[Data extracted from a collection]
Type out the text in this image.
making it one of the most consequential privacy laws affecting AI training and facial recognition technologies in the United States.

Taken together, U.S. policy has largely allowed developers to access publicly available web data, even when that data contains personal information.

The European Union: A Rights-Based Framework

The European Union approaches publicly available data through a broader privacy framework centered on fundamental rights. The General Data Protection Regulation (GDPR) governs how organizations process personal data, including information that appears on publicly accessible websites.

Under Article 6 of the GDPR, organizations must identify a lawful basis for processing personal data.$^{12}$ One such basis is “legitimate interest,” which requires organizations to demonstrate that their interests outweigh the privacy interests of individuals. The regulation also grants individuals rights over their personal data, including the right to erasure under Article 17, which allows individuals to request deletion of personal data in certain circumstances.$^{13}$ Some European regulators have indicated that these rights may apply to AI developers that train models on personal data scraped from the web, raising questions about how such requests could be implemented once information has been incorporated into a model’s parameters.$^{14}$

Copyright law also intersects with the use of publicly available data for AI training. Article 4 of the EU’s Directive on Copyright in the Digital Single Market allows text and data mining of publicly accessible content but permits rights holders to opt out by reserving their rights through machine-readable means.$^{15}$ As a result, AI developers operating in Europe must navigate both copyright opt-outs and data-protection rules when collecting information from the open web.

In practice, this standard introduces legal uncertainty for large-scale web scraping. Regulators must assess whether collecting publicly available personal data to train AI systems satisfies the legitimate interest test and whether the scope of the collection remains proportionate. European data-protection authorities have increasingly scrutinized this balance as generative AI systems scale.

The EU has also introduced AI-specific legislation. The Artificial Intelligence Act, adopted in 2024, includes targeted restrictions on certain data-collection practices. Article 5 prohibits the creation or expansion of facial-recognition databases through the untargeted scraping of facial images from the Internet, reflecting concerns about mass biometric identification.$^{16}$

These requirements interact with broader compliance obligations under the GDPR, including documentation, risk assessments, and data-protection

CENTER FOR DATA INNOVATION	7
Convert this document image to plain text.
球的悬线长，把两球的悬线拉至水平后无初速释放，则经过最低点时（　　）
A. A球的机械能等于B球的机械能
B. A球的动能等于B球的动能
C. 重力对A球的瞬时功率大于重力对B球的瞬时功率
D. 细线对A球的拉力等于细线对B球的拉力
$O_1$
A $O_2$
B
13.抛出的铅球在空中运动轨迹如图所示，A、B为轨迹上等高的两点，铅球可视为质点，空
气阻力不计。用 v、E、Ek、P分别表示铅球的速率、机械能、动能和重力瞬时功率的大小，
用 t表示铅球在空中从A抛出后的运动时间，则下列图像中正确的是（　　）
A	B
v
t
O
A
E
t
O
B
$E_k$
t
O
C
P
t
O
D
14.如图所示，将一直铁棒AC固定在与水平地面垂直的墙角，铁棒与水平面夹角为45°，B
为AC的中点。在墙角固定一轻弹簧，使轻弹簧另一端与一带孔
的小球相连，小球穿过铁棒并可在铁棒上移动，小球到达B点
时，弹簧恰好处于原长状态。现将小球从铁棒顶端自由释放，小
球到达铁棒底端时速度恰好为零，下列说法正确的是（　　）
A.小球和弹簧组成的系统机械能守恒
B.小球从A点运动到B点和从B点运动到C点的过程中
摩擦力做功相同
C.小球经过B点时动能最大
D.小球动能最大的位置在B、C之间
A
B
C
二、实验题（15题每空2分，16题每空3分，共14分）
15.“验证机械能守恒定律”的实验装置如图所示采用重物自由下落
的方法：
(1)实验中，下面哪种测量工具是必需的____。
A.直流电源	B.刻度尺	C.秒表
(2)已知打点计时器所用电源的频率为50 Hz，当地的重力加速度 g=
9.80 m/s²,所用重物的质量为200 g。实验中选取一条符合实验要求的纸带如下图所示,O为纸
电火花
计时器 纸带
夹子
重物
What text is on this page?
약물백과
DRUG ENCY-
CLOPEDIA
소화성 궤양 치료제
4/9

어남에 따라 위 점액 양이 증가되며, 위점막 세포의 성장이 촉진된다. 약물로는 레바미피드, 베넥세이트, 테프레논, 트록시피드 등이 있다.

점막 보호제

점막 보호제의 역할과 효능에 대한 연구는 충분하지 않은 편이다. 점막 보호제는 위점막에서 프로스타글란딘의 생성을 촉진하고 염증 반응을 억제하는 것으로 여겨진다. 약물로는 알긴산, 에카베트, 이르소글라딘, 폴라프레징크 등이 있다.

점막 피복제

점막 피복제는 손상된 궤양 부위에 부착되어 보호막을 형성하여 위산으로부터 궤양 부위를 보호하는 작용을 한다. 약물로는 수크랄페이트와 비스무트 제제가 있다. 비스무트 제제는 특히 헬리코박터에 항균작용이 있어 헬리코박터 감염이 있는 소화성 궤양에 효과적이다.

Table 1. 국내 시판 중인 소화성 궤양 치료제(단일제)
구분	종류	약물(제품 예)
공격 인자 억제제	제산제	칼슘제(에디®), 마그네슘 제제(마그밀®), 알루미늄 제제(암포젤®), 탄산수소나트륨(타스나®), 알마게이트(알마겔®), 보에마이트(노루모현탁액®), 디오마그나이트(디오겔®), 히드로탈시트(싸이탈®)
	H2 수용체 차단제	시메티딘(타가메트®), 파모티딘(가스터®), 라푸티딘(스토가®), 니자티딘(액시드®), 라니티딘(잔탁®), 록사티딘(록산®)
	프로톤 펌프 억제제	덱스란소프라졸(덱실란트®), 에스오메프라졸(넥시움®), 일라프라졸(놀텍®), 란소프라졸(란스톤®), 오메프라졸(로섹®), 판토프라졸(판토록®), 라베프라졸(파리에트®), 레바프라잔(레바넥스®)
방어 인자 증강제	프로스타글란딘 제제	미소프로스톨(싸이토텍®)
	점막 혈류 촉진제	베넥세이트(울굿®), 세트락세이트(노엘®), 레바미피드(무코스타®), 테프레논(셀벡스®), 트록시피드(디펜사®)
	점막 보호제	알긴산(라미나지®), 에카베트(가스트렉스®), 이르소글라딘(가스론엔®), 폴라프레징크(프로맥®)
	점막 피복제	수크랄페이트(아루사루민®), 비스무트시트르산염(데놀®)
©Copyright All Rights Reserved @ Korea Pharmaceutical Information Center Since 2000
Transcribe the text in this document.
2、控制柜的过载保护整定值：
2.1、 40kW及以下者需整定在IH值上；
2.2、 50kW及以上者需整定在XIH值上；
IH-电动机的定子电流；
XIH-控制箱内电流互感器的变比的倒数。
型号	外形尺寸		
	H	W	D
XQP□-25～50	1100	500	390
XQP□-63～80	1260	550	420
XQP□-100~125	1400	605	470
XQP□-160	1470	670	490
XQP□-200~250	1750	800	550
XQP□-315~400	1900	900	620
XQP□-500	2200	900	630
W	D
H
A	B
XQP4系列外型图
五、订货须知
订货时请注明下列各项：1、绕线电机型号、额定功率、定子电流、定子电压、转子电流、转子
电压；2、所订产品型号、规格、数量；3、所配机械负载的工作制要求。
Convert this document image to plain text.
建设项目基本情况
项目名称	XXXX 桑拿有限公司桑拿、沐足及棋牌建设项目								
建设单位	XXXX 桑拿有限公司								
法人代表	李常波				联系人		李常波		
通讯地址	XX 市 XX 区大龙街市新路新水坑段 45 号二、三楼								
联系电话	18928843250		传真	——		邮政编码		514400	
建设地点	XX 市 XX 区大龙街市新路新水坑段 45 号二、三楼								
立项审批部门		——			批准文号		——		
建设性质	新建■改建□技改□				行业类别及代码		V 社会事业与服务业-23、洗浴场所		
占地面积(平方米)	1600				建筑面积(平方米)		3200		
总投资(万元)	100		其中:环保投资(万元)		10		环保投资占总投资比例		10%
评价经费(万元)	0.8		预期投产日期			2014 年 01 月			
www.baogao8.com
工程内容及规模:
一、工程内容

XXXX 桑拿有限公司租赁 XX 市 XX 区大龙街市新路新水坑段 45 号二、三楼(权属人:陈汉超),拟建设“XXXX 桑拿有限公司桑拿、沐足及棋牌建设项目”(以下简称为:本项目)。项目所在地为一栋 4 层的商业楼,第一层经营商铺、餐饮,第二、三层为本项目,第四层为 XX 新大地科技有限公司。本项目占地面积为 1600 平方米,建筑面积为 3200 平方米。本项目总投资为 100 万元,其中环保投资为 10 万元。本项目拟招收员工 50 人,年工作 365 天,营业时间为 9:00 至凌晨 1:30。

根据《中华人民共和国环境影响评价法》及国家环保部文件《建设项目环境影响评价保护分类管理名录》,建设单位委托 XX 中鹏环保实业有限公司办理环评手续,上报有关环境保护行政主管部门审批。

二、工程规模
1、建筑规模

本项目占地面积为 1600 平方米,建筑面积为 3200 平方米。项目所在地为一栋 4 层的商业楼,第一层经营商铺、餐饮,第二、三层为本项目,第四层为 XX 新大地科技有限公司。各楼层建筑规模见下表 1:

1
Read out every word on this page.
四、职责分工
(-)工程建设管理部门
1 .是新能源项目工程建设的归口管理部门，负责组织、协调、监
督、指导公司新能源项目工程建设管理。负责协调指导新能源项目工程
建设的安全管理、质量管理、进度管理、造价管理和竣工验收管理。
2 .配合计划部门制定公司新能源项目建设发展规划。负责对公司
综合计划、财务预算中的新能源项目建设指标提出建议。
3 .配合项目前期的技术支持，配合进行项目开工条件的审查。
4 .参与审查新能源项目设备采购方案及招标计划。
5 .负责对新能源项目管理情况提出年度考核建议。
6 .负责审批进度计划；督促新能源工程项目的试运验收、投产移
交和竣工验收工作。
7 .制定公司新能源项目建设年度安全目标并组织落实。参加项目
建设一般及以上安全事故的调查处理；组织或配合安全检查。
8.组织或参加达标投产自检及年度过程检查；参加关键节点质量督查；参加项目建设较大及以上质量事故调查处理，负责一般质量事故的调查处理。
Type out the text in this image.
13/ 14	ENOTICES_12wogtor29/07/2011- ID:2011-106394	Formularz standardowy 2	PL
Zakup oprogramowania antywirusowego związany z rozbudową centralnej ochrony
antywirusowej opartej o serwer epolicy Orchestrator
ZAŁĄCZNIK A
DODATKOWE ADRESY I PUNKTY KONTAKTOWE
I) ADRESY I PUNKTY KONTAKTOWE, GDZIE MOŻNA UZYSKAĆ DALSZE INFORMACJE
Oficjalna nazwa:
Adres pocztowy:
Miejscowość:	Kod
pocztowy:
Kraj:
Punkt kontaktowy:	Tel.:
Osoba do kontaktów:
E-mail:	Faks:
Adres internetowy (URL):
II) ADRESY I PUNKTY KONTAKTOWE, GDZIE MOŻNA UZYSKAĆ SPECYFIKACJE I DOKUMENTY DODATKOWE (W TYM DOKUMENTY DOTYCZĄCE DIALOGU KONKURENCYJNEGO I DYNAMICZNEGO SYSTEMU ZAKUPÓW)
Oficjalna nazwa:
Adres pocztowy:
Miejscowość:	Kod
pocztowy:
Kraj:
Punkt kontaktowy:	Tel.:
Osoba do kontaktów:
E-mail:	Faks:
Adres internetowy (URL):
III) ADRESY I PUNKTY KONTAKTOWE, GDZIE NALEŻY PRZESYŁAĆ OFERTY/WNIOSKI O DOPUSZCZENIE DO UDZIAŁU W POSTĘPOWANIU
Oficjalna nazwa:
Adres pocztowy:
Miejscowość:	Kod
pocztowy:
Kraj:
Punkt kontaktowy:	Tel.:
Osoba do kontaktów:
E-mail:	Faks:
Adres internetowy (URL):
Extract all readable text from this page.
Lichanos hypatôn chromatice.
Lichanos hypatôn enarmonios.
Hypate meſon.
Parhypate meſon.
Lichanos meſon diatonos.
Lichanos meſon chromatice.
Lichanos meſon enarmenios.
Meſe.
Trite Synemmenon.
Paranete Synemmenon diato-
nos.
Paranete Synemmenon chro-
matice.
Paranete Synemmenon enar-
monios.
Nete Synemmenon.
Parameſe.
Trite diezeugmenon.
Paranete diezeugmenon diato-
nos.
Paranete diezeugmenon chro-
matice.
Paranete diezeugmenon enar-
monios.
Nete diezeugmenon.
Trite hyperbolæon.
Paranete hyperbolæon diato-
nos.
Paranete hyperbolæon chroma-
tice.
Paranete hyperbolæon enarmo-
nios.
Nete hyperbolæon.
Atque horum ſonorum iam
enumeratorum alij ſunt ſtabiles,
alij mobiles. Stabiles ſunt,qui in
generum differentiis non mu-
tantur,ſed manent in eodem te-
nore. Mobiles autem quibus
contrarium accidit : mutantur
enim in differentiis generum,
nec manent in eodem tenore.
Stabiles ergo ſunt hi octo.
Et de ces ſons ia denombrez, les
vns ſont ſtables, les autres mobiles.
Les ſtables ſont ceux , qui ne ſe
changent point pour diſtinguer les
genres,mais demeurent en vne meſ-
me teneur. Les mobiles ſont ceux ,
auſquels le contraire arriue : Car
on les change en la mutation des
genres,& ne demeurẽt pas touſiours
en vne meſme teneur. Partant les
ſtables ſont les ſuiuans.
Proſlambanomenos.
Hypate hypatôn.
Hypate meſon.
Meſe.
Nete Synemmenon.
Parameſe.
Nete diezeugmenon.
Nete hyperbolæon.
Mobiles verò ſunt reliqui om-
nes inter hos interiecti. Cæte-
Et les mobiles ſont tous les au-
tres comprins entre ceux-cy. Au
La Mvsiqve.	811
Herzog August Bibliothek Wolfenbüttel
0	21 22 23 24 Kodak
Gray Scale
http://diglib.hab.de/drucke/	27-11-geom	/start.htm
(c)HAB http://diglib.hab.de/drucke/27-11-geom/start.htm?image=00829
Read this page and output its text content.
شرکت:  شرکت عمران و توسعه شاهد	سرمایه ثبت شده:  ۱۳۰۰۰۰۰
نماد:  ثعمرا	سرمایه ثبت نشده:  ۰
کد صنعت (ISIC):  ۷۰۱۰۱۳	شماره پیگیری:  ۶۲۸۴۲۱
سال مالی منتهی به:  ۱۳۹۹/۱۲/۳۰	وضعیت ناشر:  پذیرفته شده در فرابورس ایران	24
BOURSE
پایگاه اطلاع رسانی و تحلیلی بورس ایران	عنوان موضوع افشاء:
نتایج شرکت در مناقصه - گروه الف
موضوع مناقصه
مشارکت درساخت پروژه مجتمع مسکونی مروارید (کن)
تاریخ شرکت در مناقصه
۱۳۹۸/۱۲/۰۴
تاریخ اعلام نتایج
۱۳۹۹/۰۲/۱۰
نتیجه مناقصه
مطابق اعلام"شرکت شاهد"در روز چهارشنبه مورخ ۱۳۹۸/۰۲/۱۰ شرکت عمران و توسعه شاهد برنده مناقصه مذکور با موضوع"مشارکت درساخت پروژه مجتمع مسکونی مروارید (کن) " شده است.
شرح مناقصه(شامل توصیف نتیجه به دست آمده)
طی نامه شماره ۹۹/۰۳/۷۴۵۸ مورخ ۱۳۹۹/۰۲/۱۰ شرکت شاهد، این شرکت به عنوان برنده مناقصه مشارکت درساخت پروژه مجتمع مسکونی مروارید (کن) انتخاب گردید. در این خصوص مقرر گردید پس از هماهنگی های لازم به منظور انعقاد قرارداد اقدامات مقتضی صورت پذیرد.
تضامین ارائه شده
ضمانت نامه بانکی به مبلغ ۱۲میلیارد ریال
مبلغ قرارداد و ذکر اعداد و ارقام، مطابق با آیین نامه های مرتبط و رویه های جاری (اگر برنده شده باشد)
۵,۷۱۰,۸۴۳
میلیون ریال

→ **What the exercise asks**: Using the listing above, pull out all lines that hold the word "عمران".

→ **Written answer**:
شرکت:  شرکت عمران و توسعه شاهد	سرمایه ثبت شده:  ۱۳۰۰۰۰۰
مطابق اعلام"شرکت شاهد"در روز چهارشنبه مورخ ۱۳۹۸/۰۲/۱۰ شرکت عمران و توسعه شاهد برنده مناقصه مذکور با موضوع"مشارکت درساخت پروژه مجتمع مسکونی مروارید (کن) " شده است.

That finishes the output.